[[ SOURCE DATA, beginning ]]

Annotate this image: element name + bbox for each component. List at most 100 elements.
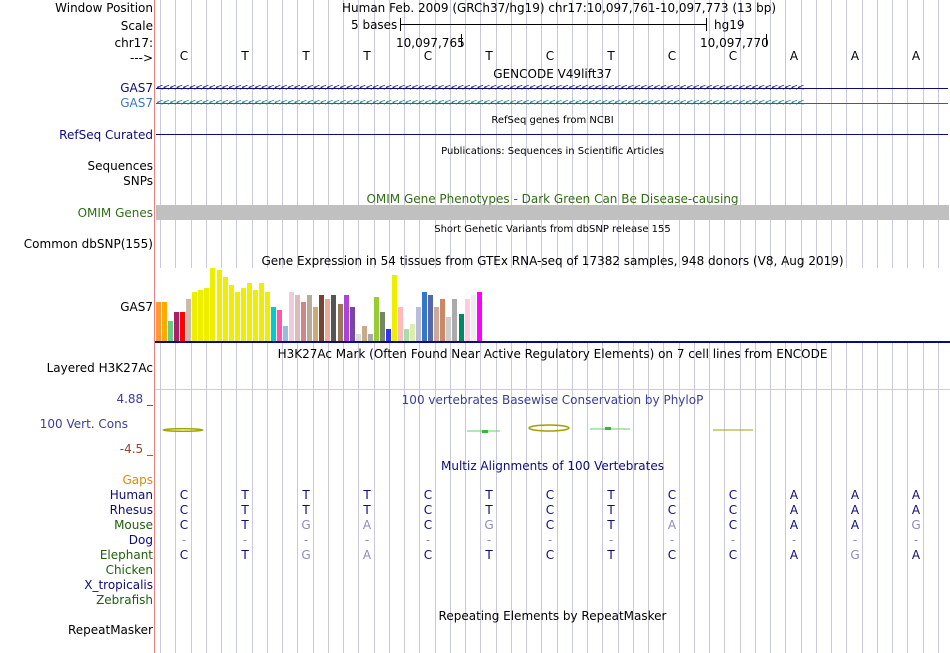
snps-track-label[interactable]: SNPs xyxy=(123,174,153,188)
repeatmasker-track-label[interactable]: RepeatMasker xyxy=(67,623,153,637)
gtex-tissue-bar[interactable] xyxy=(198,290,203,341)
multiz-base: C xyxy=(423,548,433,562)
gtex-tissue-bar[interactable] xyxy=(289,292,294,341)
gtex-tissue-bar[interactable] xyxy=(350,307,355,341)
gtex-tissue-bar[interactable] xyxy=(446,317,451,341)
species-label[interactable]: Mouse xyxy=(114,518,153,532)
multiz-base: A xyxy=(911,503,921,517)
gtex-tissue-bar[interactable] xyxy=(235,292,240,341)
multiz-base: C xyxy=(423,518,433,532)
base-9: C xyxy=(667,49,677,63)
gtex-tissue-bar[interactable] xyxy=(325,299,330,341)
gtex-tissue-bar[interactable] xyxy=(156,302,161,341)
gtex-tissue-bar[interactable] xyxy=(162,302,167,341)
gtex-tissue-bar[interactable] xyxy=(344,295,349,341)
species-label[interactable]: Zebrafish xyxy=(96,593,153,607)
multiz-base: - xyxy=(303,533,309,547)
gtex-tissue-bar[interactable] xyxy=(271,307,276,341)
species-label[interactable]: Chicken xyxy=(105,563,153,577)
gtex-tissue-bar[interactable] xyxy=(338,304,343,341)
refseq-gene-line[interactable] xyxy=(156,134,948,135)
gtex-tissue-bar[interactable] xyxy=(471,295,476,341)
gtex-track-label[interactable]: GAS7 xyxy=(120,300,153,314)
omim-gene-block[interactable] xyxy=(156,205,949,220)
gtex-tissue-bar[interactable] xyxy=(404,329,409,341)
gtex-tissue-bar[interactable] xyxy=(168,321,173,341)
multiz-base: G xyxy=(301,518,311,532)
gtex-tissue-bar[interactable] xyxy=(465,299,470,341)
sequences-track-label[interactable]: Sequences xyxy=(87,159,153,173)
gtex-tissue-bar[interactable] xyxy=(440,299,445,341)
gtex-tissue-bar[interactable] xyxy=(174,312,179,341)
gtex-tissue-bar[interactable] xyxy=(319,295,324,341)
gtex-tissue-bar[interactable] xyxy=(307,295,312,341)
gtex-tissue-bar[interactable] xyxy=(356,334,361,341)
gtex-tissue-bar[interactable] xyxy=(331,295,336,341)
phylop-track-label[interactable]: 100 Vert. Cons xyxy=(39,417,128,431)
gtex-tissue-bar[interactable] xyxy=(477,292,482,341)
base-1: C xyxy=(179,49,189,63)
omim-track-label[interactable]: OMIM Genes xyxy=(77,206,153,220)
gtex-tissue-bar[interactable] xyxy=(398,307,403,341)
multiz-base: - xyxy=(547,533,553,547)
gtex-tissue-bar[interactable] xyxy=(422,292,427,341)
species-label[interactable]: Elephant xyxy=(99,548,153,562)
gtex-tissue-bar[interactable] xyxy=(277,310,282,341)
gtex-tissue-bar[interactable] xyxy=(452,299,457,341)
multiz-base: - xyxy=(425,533,431,547)
gtex-tissue-bar[interactable] xyxy=(410,324,415,341)
gtex-tissue-bar[interactable] xyxy=(210,268,215,341)
gtex-tissue-bar[interactable] xyxy=(386,329,391,341)
gtex-tissue-bar[interactable] xyxy=(374,297,379,341)
gtex-tissue-bar[interactable] xyxy=(368,334,373,341)
gtex-bar-chart[interactable] xyxy=(155,268,950,341)
gtex-tissue-bar[interactable] xyxy=(204,288,209,341)
species-label[interactable]: Dog xyxy=(128,533,153,547)
gtex-tissue-bar[interactable] xyxy=(380,312,385,341)
gencode-track-label-1[interactable]: GAS7 xyxy=(120,81,153,95)
gtex-tissue-bar[interactable] xyxy=(459,314,464,341)
gtex-tissue-bar[interactable] xyxy=(313,307,318,341)
gtex-tissue-bar[interactable] xyxy=(392,275,397,341)
multiz-base: T xyxy=(241,548,249,562)
gtex-tissue-bar[interactable] xyxy=(186,299,191,341)
gencode-track-title: GENCODE V49lift37 xyxy=(493,67,612,81)
gtex-tissue-bar[interactable] xyxy=(428,295,433,341)
gencode-track-label-2[interactable]: GAS7 xyxy=(120,96,153,110)
gtex-tissue-bar[interactable] xyxy=(259,283,264,341)
multiz-base: A xyxy=(850,503,860,517)
gtex-tissue-bar[interactable] xyxy=(283,326,288,341)
gtex-tissue-bar[interactable] xyxy=(362,326,367,341)
gtex-tissue-bar[interactable] xyxy=(253,290,258,341)
species-label[interactable]: Human xyxy=(109,488,153,502)
ruler-tick-2 xyxy=(766,34,767,46)
h3k27ac-track-label[interactable]: Layered H3K27Ac xyxy=(46,361,153,375)
refseq-track-title: RefSeq genes from NCBI xyxy=(491,115,614,126)
gaps-label: Gaps xyxy=(122,473,153,487)
gtex-tissue-bar[interactable] xyxy=(265,292,270,341)
gtex-tissue-bar[interactable] xyxy=(416,307,421,341)
dbsnp-track-label[interactable]: Common dbSNP(155) xyxy=(23,237,153,251)
gtex-tissue-bar[interactable] xyxy=(229,285,234,341)
gtex-tissue-bar[interactable] xyxy=(180,312,185,341)
refseq-track-label[interactable]: RefSeq Curated xyxy=(59,128,153,142)
base-6: T xyxy=(485,49,493,63)
scale-label: Scale xyxy=(120,19,153,33)
gtex-tissue-bar[interactable] xyxy=(295,295,300,341)
multiz-base: C xyxy=(667,488,677,502)
multiz-base: C xyxy=(667,503,677,517)
species-label[interactable]: Rhesus xyxy=(109,503,153,517)
multiz-base: T xyxy=(485,488,493,502)
gtex-tissue-bar[interactable] xyxy=(217,270,222,341)
gtex-tissue-bar[interactable] xyxy=(192,292,197,341)
phylop-signal[interactable] xyxy=(155,420,950,440)
gtex-tissue-bar[interactable] xyxy=(247,283,252,341)
multiz-base: A xyxy=(911,548,921,562)
gtex-tissue-bar[interactable] xyxy=(223,277,228,341)
multiz-base: A xyxy=(789,503,799,517)
gtex-tissue-bar[interactable] xyxy=(241,288,246,341)
gtex-tissue-bar[interactable] xyxy=(434,307,439,341)
base-10: C xyxy=(728,49,738,63)
gtex-tissue-bar[interactable] xyxy=(301,302,306,341)
species-label[interactable]: X_tropicalis xyxy=(84,578,153,592)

[[ SOURCE DATA, end ]]

PROBLEM TO WORK ON: For this exercise, transcribe the data exactly but without its pictures.

ANSWER:
Annotate this image: element name + bbox for each component. List at most 100 elements.
snps-track-label[interactable]: SNPs xyxy=(123,174,153,188)
repeatmasker-track-label[interactable]: RepeatMasker xyxy=(67,623,153,637)
gtex-tissue-bar[interactable] xyxy=(198,290,203,341)
multiz-base: C xyxy=(423,548,433,562)
gtex-tissue-bar[interactable] xyxy=(289,292,294,341)
gtex-tissue-bar[interactable] xyxy=(350,307,355,341)
gtex-tissue-bar[interactable] xyxy=(446,317,451,341)
species-label[interactable]: Mouse xyxy=(114,518,153,532)
multiz-base: A xyxy=(911,503,921,517)
gtex-tissue-bar[interactable] xyxy=(235,292,240,341)
multiz-base: C xyxy=(423,518,433,532)
base-9: C xyxy=(667,49,677,63)
gtex-tissue-bar[interactable] xyxy=(325,299,330,341)
gtex-tissue-bar[interactable] xyxy=(156,302,161,341)
gtex-tissue-bar[interactable] xyxy=(162,302,167,341)
gtex-tissue-bar[interactable] xyxy=(344,295,349,341)
species-label[interactable]: Zebrafish xyxy=(96,593,153,607)
multiz-base: - xyxy=(303,533,309,547)
gtex-tissue-bar[interactable] xyxy=(271,307,276,341)
species-label[interactable]: Chicken xyxy=(105,563,153,577)
gtex-tissue-bar[interactable] xyxy=(338,304,343,341)
refseq-gene-line[interactable] xyxy=(156,134,948,135)
gtex-tissue-bar[interactable] xyxy=(471,295,476,341)
gtex-track-label[interactable]: GAS7 xyxy=(120,300,153,314)
omim-gene-block[interactable] xyxy=(156,205,949,220)
gtex-tissue-bar[interactable] xyxy=(404,329,409,341)
gtex-tissue-bar[interactable] xyxy=(168,321,173,341)
multiz-base: G xyxy=(301,518,311,532)
gtex-tissue-bar[interactable] xyxy=(465,299,470,341)
sequences-track-label[interactable]: Sequences xyxy=(87,159,153,173)
gtex-tissue-bar[interactable] xyxy=(440,299,445,341)
gtex-tissue-bar[interactable] xyxy=(174,312,179,341)
gtex-tissue-bar[interactable] xyxy=(319,295,324,341)
gtex-tissue-bar[interactable] xyxy=(307,295,312,341)
gtex-tissue-bar[interactable] xyxy=(356,334,361,341)
gtex-tissue-bar[interactable] xyxy=(331,295,336,341)
phylop-track-label[interactable]: 100 Vert. Cons xyxy=(39,417,128,431)
gtex-tissue-bar[interactable] xyxy=(477,292,482,341)
base-1: C xyxy=(179,49,189,63)
omim-track-label[interactable]: OMIM Genes xyxy=(77,206,153,220)
gtex-tissue-bar[interactable] xyxy=(398,307,403,341)
multiz-base: - xyxy=(547,533,553,547)
gtex-tissue-bar[interactable] xyxy=(422,292,427,341)
species-label[interactable]: Elephant xyxy=(99,548,153,562)
gtex-tissue-bar[interactable] xyxy=(277,310,282,341)
gtex-tissue-bar[interactable] xyxy=(452,299,457,341)
multiz-base: - xyxy=(425,533,431,547)
gtex-tissue-bar[interactable] xyxy=(410,324,415,341)
gtex-tissue-bar[interactable] xyxy=(210,268,215,341)
gtex-tissue-bar[interactable] xyxy=(386,329,391,341)
gtex-tissue-bar[interactable] xyxy=(374,297,379,341)
gtex-tissue-bar[interactable] xyxy=(368,334,373,341)
gtex-bar-chart[interactable] xyxy=(155,268,950,341)
gtex-tissue-bar[interactable] xyxy=(204,288,209,341)
species-label[interactable]: Dog xyxy=(128,533,153,547)
gtex-tissue-bar[interactable] xyxy=(380,312,385,341)
gencode-track-label-1[interactable]: GAS7 xyxy=(120,81,153,95)
gtex-tissue-bar[interactable] xyxy=(459,314,464,341)
gtex-tissue-bar[interactable] xyxy=(313,307,318,341)
gtex-tissue-bar[interactable] xyxy=(392,275,397,341)
multiz-base: T xyxy=(241,548,249,562)
gtex-tissue-bar[interactable] xyxy=(186,299,191,341)
gencode-track-title: GENCODE V49lift37 xyxy=(493,67,612,81)
gtex-tissue-bar[interactable] xyxy=(428,295,433,341)
gencode-track-label-2[interactable]: GAS7 xyxy=(120,96,153,110)
gtex-tissue-bar[interactable] xyxy=(259,283,264,341)
multiz-base: A xyxy=(850,503,860,517)
gtex-tissue-bar[interactable] xyxy=(283,326,288,341)
gtex-tissue-bar[interactable] xyxy=(362,326,367,341)
gtex-tissue-bar[interactable] xyxy=(253,290,258,341)
species-label[interactable]: Human xyxy=(109,488,153,502)
ruler-tick-2 xyxy=(766,34,767,46)
h3k27ac-track-label[interactable]: Layered H3K27Ac xyxy=(46,361,153,375)
refseq-track-title: RefSeq genes from NCBI xyxy=(491,115,614,126)
gaps-label: Gaps xyxy=(122,473,153,487)
gtex-tissue-bar[interactable] xyxy=(265,292,270,341)
gtex-tissue-bar[interactable] xyxy=(416,307,421,341)
dbsnp-track-label[interactable]: Common dbSNP(155) xyxy=(23,237,153,251)
gtex-tissue-bar[interactable] xyxy=(229,285,234,341)
gtex-tissue-bar[interactable] xyxy=(180,312,185,341)
refseq-track-label[interactable]: RefSeq Curated xyxy=(59,128,153,142)
base-6: T xyxy=(485,49,493,63)
scale-label: Scale xyxy=(120,19,153,33)
gtex-tissue-bar[interactable] xyxy=(295,295,300,341)
multiz-base: C xyxy=(667,488,677,502)
multiz-base: C xyxy=(667,503,677,517)
species-label[interactable]: Rhesus xyxy=(109,503,153,517)
multiz-base: T xyxy=(485,488,493,502)
gtex-tissue-bar[interactable] xyxy=(217,270,222,341)
gtex-tissue-bar[interactable] xyxy=(192,292,197,341)
phylop-signal[interactable] xyxy=(155,420,950,440)
gtex-tissue-bar[interactable] xyxy=(247,283,252,341)
multiz-base: A xyxy=(911,548,921,562)
gtex-tissue-bar[interactable] xyxy=(223,277,228,341)
multiz-base: A xyxy=(789,503,799,517)
gtex-tissue-bar[interactable] xyxy=(241,288,246,341)
gtex-tissue-bar[interactable] xyxy=(434,307,439,341)
base-10: C xyxy=(728,49,738,63)
gtex-tissue-bar[interactable] xyxy=(301,302,306,341)
species-label[interactable]: X_tropicalis xyxy=(84,578,153,592)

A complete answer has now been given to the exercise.